═════ Records provided

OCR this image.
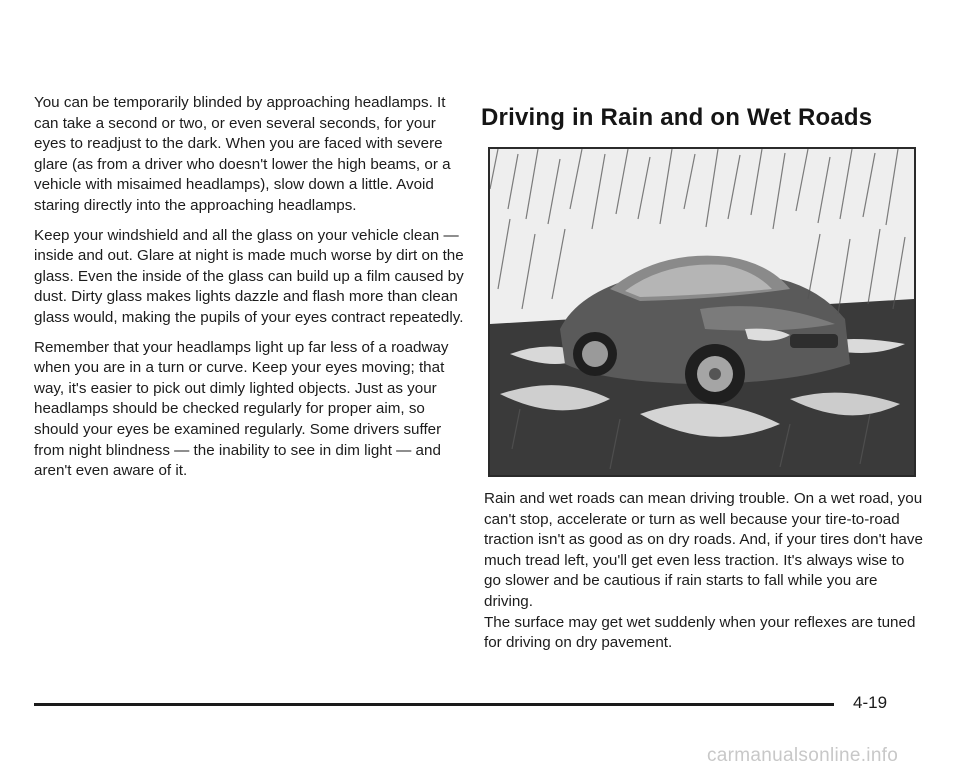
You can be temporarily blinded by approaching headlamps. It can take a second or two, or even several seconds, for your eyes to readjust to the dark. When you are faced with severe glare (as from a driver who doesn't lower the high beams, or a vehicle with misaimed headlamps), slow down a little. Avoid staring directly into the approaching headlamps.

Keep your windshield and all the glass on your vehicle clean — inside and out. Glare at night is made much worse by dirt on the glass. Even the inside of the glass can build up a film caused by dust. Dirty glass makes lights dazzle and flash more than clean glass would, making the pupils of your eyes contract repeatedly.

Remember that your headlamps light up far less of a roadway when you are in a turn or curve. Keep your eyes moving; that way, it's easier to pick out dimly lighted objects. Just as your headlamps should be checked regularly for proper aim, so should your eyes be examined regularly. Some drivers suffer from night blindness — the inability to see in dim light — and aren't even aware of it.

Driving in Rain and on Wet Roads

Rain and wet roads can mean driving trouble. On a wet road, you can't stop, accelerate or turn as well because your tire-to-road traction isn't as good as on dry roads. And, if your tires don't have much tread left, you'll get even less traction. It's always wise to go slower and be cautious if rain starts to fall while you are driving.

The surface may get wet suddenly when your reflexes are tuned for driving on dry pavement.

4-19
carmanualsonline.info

══════════

_Goal_.
All records should be output exactly, with the pictures left out.

_Solution_.
OCR this image.
You can be temporarily blinded by approaching headlamps. It can take a second or two, or even several seconds, for your eyes to readjust to the dark. When you are faced with severe glare (as from a driver who doesn't lower the high beams, or a vehicle with misaimed headlamps), slow down a little. Avoid staring directly into the approaching headlamps.

Keep your windshield and all the glass on your vehicle clean — inside and out. Glare at night is made much worse by dirt on the glass. Even the inside of the glass can build up a film caused by dust. Dirty glass makes lights dazzle and flash more than clean glass would, making the pupils of your eyes contract repeatedly.

Remember that your headlamps light up far less of a roadway when you are in a turn or curve. Keep your eyes moving; that way, it's easier to pick out dimly lighted objects. Just as your headlamps should be checked regularly for proper aim, so should your eyes be examined regularly. Some drivers suffer from night blindness — the inability to see in dim light — and aren't even aware of it.

Driving in Rain and on Wet Roads

Rain and wet roads can mean driving trouble. On a wet road, you can't stop, accelerate or turn as well because your tire-to-road traction isn't as good as on dry roads. And, if your tires don't have much tread left, you'll get even less traction. It's always wise to go slower and be cautious if rain starts to fall while you are driving.

The surface may get wet suddenly when your reflexes are tuned for driving on dry pavement.

4-19
carmanualsonline.info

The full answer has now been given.